TASK OBJECTIVE: Starting at the line that contains "Serialize everything readable", transcribe every remaining line of the entries exactly, including the last one.

****************

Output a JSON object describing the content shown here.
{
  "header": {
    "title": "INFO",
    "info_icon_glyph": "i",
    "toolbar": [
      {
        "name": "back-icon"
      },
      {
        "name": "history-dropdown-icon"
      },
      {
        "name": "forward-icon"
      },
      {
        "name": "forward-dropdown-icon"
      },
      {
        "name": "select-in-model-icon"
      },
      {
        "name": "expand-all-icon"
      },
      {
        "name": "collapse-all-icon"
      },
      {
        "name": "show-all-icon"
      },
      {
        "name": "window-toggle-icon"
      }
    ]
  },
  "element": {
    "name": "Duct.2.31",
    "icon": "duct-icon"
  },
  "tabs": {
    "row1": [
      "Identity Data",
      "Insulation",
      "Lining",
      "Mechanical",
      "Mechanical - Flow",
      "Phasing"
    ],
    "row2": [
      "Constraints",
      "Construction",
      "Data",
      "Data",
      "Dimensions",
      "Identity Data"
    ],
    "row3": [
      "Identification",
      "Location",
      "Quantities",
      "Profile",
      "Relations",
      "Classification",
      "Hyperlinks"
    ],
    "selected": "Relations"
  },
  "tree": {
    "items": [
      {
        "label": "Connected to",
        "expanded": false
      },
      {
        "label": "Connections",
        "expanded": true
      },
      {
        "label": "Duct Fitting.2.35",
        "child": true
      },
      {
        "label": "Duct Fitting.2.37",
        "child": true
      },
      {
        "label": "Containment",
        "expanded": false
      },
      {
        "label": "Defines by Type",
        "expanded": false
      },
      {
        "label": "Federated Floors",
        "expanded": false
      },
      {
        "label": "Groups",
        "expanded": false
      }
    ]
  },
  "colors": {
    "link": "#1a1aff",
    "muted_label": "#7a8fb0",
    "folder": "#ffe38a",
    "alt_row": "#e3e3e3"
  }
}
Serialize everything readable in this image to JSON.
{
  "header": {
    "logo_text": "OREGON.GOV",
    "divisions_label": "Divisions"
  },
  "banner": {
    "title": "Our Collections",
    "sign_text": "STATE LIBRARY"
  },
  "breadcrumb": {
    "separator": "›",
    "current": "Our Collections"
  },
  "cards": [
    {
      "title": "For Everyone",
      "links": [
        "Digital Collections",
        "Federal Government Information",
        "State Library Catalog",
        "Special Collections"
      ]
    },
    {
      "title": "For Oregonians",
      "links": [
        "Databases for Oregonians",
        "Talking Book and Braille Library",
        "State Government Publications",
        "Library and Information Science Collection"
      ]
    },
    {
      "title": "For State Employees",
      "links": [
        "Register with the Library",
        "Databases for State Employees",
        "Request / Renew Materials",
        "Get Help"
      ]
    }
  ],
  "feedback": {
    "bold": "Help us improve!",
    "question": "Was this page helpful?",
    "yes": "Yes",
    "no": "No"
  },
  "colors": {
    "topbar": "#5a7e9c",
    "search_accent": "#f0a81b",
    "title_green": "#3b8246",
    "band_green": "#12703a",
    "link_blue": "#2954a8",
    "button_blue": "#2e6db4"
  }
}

****************

RESPONSE TO THIS EXERCISE:
Serialize everything readable in this image to JSON.
{
  "header": {
    "logo_text": "OREGON.GOV",
    "divisions_label": "Divisions"
  },
  "banner": {
    "title": "Our Collections",
    "sign_text": "STATE LIBRARY"
  },
  "breadcrumb": {
    "separator": "›",
    "current": "Our Collections"
  },
  "cards": [
    {
      "title": "For Everyone",
      "links": [
        "Digital Collections",
        "Federal Government Information",
        "State Library Catalog",
        "Special Collections"
      ]
    },
    {
      "title": "For Oregonians",
      "links": [
        "Databases for Oregonians",
        "Talking Book and Braille Library",
        "State Government Publications",
        "Library and Information Science Collection"
      ]
    },
    {
      "title": "For State Employees",
      "links": [
        "Register with the Library",
        "Databases for State Employees",
        "Request / Renew Materials",
        "Get Help"
      ]
    }
  ],
  "feedback": {
    "bold": "Help us improve!",
    "question": "Was this page helpful?",
    "yes": "Yes",
    "no": "No"
  },
  "colors": {
    "topbar": "#5a7e9c",
    "search_accent": "#f0a81b",
    "title_green": "#3b8246",
    "band_green": "#12703a",
    "link_blue": "#2954a8",
    "button_blue": "#2e6db4"
  }
}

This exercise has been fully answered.